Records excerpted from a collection
§

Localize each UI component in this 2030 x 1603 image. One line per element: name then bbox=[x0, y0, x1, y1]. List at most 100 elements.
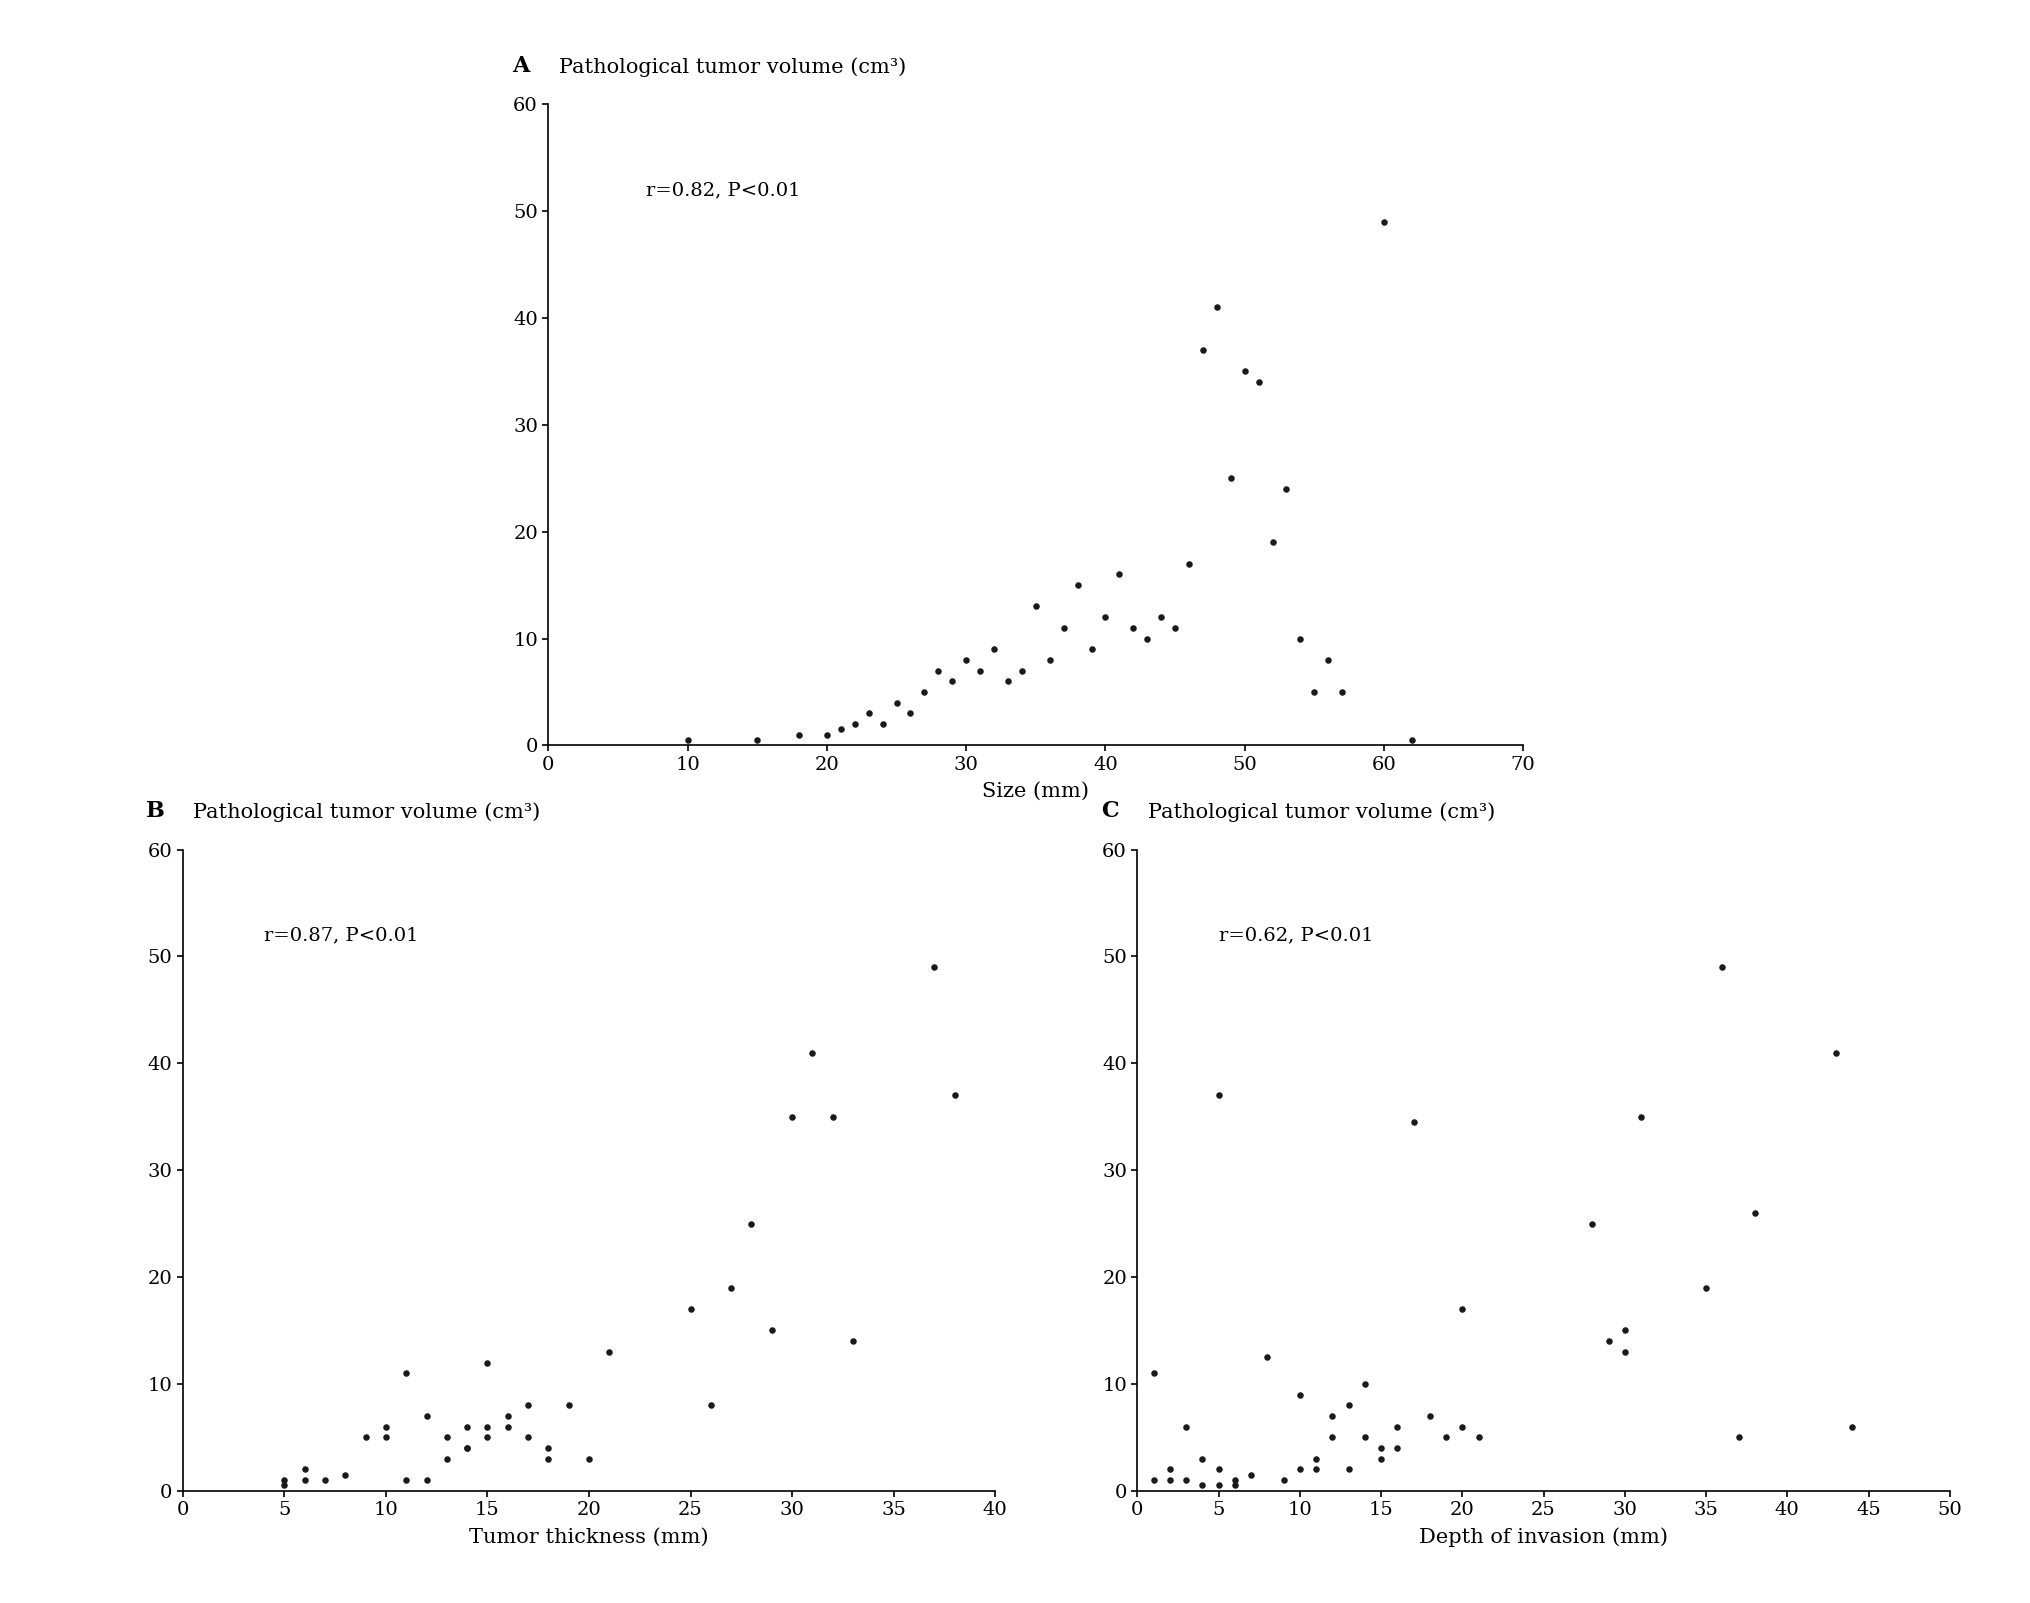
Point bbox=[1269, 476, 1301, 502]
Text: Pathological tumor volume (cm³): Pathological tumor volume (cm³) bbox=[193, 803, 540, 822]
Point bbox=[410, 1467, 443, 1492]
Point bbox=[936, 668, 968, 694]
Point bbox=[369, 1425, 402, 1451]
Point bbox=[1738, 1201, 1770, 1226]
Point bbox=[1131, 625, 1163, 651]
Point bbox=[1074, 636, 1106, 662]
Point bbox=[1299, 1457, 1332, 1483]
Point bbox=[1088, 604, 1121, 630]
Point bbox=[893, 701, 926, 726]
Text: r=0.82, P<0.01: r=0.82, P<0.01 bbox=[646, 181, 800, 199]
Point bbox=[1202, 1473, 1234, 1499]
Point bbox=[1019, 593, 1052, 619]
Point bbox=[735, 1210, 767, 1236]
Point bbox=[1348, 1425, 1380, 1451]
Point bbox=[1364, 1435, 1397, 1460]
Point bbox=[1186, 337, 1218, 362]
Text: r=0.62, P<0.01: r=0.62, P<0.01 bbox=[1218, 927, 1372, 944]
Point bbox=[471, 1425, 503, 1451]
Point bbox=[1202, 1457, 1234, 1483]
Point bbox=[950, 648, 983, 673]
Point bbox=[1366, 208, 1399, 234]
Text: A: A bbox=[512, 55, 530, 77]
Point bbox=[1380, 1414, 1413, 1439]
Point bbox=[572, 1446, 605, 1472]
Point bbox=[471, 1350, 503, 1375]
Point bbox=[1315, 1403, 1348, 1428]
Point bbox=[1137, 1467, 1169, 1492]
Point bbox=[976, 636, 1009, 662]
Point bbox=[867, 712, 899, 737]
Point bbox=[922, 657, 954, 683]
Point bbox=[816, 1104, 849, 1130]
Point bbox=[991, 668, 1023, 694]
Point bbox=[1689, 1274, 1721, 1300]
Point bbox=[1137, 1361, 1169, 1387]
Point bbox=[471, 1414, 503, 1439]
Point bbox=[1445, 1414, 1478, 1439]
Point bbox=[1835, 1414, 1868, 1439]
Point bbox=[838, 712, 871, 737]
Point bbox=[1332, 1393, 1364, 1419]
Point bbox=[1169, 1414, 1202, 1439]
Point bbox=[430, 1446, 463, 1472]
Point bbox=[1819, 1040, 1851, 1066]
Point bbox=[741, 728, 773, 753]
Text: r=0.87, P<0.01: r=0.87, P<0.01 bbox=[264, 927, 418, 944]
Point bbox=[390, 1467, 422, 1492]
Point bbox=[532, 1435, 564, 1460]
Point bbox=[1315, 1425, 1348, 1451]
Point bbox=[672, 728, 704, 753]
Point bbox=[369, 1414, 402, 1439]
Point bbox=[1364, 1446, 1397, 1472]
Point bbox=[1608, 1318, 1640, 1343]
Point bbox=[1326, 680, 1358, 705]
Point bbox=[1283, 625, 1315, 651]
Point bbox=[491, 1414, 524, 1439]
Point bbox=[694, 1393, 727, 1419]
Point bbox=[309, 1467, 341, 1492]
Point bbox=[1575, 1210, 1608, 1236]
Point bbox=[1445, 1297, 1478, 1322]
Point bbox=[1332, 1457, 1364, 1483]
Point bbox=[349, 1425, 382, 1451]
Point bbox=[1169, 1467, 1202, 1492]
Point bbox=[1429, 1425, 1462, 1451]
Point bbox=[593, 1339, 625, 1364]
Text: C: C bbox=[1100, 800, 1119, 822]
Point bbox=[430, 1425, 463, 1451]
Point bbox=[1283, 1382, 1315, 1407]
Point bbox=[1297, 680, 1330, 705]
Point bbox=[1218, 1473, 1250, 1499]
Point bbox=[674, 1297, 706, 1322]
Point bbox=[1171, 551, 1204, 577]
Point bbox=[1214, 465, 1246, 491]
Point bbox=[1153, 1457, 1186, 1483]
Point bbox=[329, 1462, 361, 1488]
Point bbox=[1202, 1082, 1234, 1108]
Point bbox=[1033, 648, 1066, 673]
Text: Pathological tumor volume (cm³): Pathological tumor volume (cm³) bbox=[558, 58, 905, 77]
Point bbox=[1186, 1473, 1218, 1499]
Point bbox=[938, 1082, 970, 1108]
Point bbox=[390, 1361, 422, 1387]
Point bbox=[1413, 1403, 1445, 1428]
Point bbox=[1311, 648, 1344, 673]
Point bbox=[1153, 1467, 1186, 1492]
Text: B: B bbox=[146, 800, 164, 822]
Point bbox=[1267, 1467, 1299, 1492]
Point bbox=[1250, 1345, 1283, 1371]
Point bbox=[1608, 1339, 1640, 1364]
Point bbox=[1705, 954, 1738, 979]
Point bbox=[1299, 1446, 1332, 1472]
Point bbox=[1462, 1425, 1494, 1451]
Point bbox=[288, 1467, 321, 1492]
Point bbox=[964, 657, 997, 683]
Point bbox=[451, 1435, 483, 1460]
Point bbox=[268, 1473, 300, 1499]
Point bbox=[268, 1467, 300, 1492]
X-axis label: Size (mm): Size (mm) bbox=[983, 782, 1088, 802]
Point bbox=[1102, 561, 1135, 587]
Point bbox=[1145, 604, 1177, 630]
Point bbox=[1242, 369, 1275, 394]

§

**Task brief**
From the entries above, copy each line that holds "tumor".

**Finished exercise**
Text: Pathological tumor volume (cm³): Pathological tumor volume (cm³) bbox=[193, 803, 540, 822]
Text: Pathological tumor volume (cm³): Pathological tumor volume (cm³) bbox=[558, 58, 905, 77]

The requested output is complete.